[What you have to do] Can you copy each of the items below, line by line, with no changes at all?
◇ ◇ ◇ ◇ ◇ ◇ ◇
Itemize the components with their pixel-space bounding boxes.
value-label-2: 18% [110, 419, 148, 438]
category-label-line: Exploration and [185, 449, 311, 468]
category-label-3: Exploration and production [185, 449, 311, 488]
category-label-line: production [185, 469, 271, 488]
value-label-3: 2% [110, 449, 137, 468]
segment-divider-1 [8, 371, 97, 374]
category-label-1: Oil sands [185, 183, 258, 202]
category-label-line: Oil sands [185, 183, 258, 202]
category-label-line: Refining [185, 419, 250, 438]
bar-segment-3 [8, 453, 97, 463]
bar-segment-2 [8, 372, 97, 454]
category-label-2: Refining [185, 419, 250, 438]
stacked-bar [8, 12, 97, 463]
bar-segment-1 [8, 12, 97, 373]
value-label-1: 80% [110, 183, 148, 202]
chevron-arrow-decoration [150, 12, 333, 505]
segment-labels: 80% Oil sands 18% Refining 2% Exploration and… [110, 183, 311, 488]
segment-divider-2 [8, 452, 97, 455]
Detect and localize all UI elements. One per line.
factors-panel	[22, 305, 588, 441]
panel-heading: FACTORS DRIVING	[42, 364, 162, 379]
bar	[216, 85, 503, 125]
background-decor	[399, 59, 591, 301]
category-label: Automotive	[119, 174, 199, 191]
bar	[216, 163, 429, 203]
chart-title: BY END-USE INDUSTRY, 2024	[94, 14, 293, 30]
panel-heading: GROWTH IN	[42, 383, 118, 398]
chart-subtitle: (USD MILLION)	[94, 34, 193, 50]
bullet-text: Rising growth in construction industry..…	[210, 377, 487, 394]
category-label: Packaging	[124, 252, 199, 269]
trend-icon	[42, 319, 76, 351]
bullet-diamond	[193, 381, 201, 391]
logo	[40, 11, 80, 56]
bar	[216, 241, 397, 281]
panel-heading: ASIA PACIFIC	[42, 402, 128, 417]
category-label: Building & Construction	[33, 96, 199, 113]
◇ ◇ ◇ ◇ ◇ ◇ ◇
[Task response]
Itemize the components with their pixel-space bounding boxes.
value-label-2: 18% [110, 419, 148, 438]
category-label-line: Exploration and [185, 449, 311, 468]
category-label-3: Exploration and production [185, 449, 311, 488]
category-label-line: production [185, 469, 271, 488]
value-label-3: 2% [110, 449, 137, 468]
segment-divider-1 [8, 371, 97, 374]
category-label-1: Oil sands [185, 183, 258, 202]
category-label-line: Oil sands [185, 183, 258, 202]
category-label-line: Refining [185, 419, 250, 438]
bar-segment-3 [8, 453, 97, 463]
bar-segment-2 [8, 372, 97, 454]
category-label-2: Refining [185, 419, 250, 438]
stacked-bar [8, 12, 97, 463]
bar-segment-1 [8, 12, 97, 373]
value-label-1: 80% [110, 183, 148, 202]
chevron-arrow-decoration [150, 12, 333, 505]
segment-labels: 80% Oil sands 18% Refining 2% Exploration and… [110, 183, 311, 488]
segment-divider-2 [8, 452, 97, 455]
Detect and localize all UI elements. One per line.
factors-panel	[22, 305, 588, 441]
panel-heading: FACTORS DRIVING	[42, 364, 162, 379]
bar	[216, 85, 503, 125]
background-decor	[399, 59, 591, 301]
category-label: Automotive	[119, 174, 199, 191]
bar	[216, 163, 429, 203]
chart-title: BY END-USE INDUSTRY, 2024	[94, 14, 293, 30]
panel-heading: GROWTH IN	[42, 383, 118, 398]
chart-subtitle: (USD MILLION)	[94, 34, 193, 50]
bullet-text: Rising growth in construction industry..…	[210, 377, 487, 394]
category-label: Packaging	[124, 252, 199, 269]
trend-icon	[42, 319, 76, 351]
bullet-diamond	[193, 381, 201, 391]
logo	[40, 11, 80, 56]
bar	[216, 241, 397, 281]
panel-heading: ASIA PACIFIC	[42, 402, 128, 417]
category-label: Building & Construction	[33, 96, 199, 113]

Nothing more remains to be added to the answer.